REQUIREMENT:
Copy the data exactly; pictures stay out of the copy.

Begin EXTRACTED DATA

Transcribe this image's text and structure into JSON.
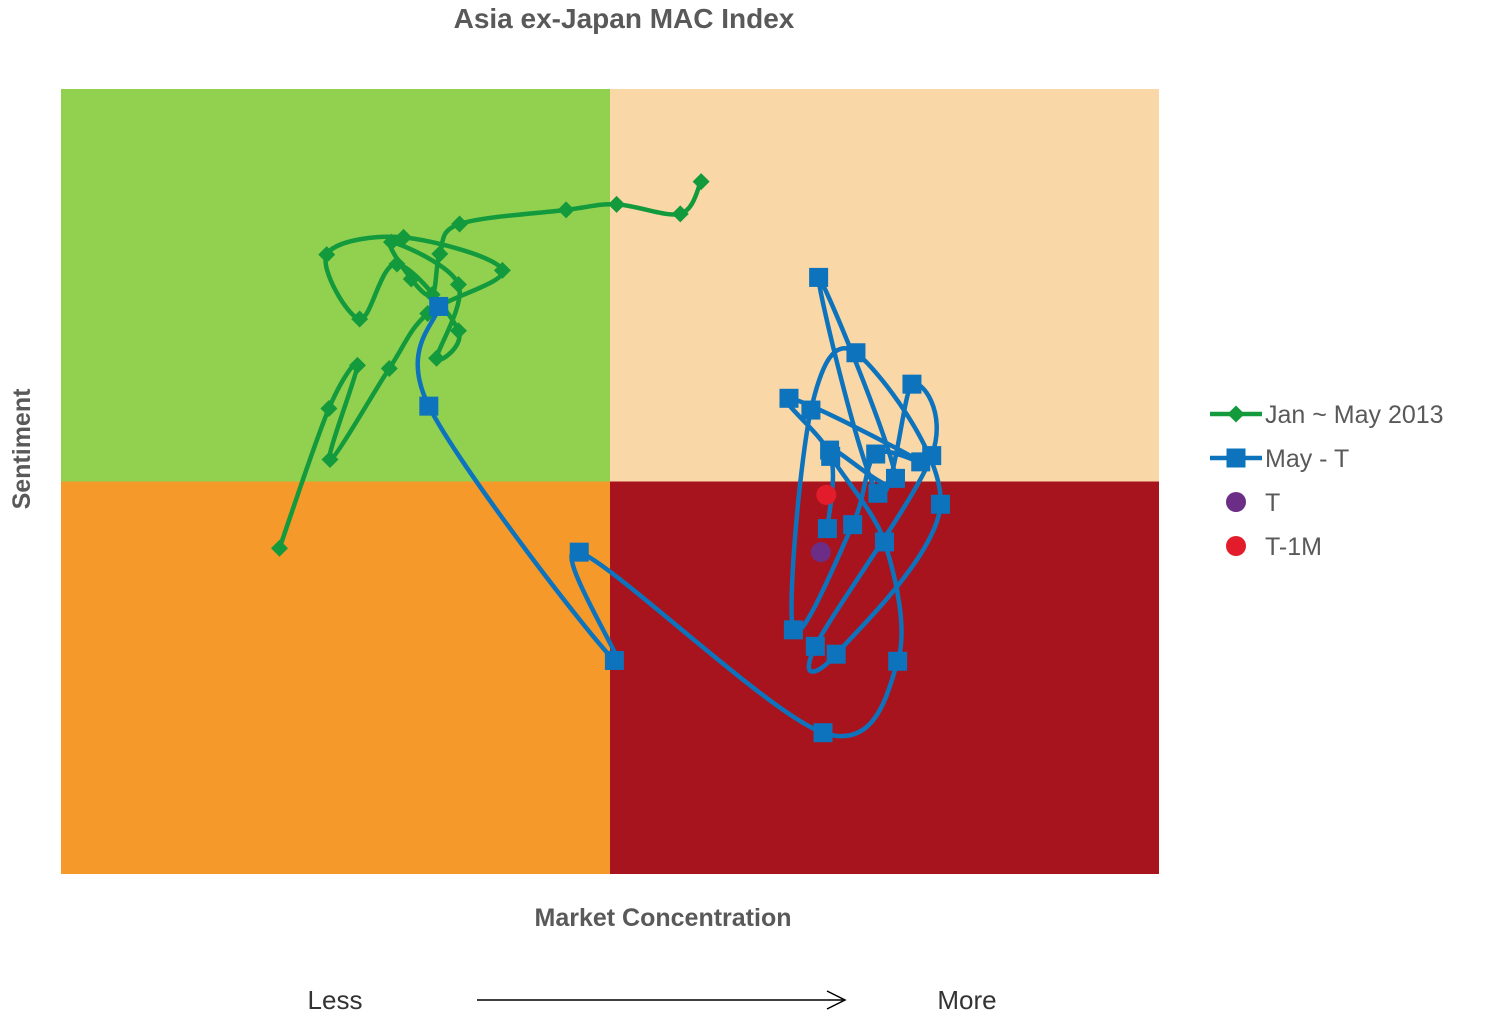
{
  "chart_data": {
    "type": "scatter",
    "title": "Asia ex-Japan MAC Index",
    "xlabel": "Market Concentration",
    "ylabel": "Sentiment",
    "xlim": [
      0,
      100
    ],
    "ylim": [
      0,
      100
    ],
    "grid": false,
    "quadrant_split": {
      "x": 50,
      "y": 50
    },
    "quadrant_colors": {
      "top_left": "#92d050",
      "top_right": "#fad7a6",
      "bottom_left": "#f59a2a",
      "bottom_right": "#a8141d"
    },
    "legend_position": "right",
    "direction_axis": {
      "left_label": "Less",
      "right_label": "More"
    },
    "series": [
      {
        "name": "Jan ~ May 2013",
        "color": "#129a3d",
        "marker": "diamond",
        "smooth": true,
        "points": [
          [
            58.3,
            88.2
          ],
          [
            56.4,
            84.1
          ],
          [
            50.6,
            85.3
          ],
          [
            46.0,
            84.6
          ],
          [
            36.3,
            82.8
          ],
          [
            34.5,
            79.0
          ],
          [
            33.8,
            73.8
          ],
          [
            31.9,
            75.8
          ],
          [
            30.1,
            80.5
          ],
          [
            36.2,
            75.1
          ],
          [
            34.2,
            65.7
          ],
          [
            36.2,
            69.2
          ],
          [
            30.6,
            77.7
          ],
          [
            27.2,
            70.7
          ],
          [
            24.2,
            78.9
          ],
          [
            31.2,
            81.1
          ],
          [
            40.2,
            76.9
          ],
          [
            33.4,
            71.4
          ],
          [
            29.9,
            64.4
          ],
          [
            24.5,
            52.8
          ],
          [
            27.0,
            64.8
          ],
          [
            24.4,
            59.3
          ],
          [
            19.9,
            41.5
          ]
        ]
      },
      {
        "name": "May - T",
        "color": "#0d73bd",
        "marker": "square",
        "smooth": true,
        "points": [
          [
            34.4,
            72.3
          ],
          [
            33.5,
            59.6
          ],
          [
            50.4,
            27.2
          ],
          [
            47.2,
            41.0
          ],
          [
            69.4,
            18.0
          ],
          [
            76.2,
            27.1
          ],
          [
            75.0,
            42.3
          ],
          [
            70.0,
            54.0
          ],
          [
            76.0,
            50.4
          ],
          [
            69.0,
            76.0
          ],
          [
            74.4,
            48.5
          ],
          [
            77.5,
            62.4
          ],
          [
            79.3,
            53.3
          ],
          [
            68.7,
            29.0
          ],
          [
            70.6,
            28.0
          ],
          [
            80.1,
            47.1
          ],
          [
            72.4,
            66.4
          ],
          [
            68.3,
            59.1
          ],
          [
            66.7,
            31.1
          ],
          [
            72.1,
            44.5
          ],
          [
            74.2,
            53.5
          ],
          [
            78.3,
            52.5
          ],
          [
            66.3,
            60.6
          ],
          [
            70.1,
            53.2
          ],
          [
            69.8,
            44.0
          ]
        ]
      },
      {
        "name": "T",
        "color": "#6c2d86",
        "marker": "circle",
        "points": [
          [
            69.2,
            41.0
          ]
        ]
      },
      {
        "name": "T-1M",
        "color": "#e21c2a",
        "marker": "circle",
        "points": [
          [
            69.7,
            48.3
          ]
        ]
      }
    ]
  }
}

End EXTRACTED DATA

THE RESULT:
Transcribe this image's text and structure into JSON.
{
  "chart_data": {
    "type": "scatter",
    "title": "Asia ex-Japan MAC Index",
    "xlabel": "Market Concentration",
    "ylabel": "Sentiment",
    "xlim": [
      0,
      100
    ],
    "ylim": [
      0,
      100
    ],
    "grid": false,
    "quadrant_split": {
      "x": 50,
      "y": 50
    },
    "quadrant_colors": {
      "top_left": "#92d050",
      "top_right": "#fad7a6",
      "bottom_left": "#f59a2a",
      "bottom_right": "#a8141d"
    },
    "legend_position": "right",
    "direction_axis": {
      "left_label": "Less",
      "right_label": "More"
    },
    "series": [
      {
        "name": "Jan ~ May 2013",
        "color": "#129a3d",
        "marker": "diamond",
        "smooth": true,
        "points": [
          [
            58.3,
            88.2
          ],
          [
            56.4,
            84.1
          ],
          [
            50.6,
            85.3
          ],
          [
            46.0,
            84.6
          ],
          [
            36.3,
            82.8
          ],
          [
            34.5,
            79.0
          ],
          [
            33.8,
            73.8
          ],
          [
            31.9,
            75.8
          ],
          [
            30.1,
            80.5
          ],
          [
            36.2,
            75.1
          ],
          [
            34.2,
            65.7
          ],
          [
            36.2,
            69.2
          ],
          [
            30.6,
            77.7
          ],
          [
            27.2,
            70.7
          ],
          [
            24.2,
            78.9
          ],
          [
            31.2,
            81.1
          ],
          [
            40.2,
            76.9
          ],
          [
            33.4,
            71.4
          ],
          [
            29.9,
            64.4
          ],
          [
            24.5,
            52.8
          ],
          [
            27.0,
            64.8
          ],
          [
            24.4,
            59.3
          ],
          [
            19.9,
            41.5
          ]
        ]
      },
      {
        "name": "May - T",
        "color": "#0d73bd",
        "marker": "square",
        "smooth": true,
        "points": [
          [
            34.4,
            72.3
          ],
          [
            33.5,
            59.6
          ],
          [
            50.4,
            27.2
          ],
          [
            47.2,
            41.0
          ],
          [
            69.4,
            18.0
          ],
          [
            76.2,
            27.1
          ],
          [
            75.0,
            42.3
          ],
          [
            70.0,
            54.0
          ],
          [
            76.0,
            50.4
          ],
          [
            69.0,
            76.0
          ],
          [
            74.4,
            48.5
          ],
          [
            77.5,
            62.4
          ],
          [
            79.3,
            53.3
          ],
          [
            68.7,
            29.0
          ],
          [
            70.6,
            28.0
          ],
          [
            80.1,
            47.1
          ],
          [
            72.4,
            66.4
          ],
          [
            68.3,
            59.1
          ],
          [
            66.7,
            31.1
          ],
          [
            72.1,
            44.5
          ],
          [
            74.2,
            53.5
          ],
          [
            78.3,
            52.5
          ],
          [
            66.3,
            60.6
          ],
          [
            70.1,
            53.2
          ],
          [
            69.8,
            44.0
          ]
        ]
      },
      {
        "name": "T",
        "color": "#6c2d86",
        "marker": "circle",
        "points": [
          [
            69.2,
            41.0
          ]
        ]
      },
      {
        "name": "T-1M",
        "color": "#e21c2a",
        "marker": "circle",
        "points": [
          [
            69.7,
            48.3
          ]
        ]
      }
    ]
  }
}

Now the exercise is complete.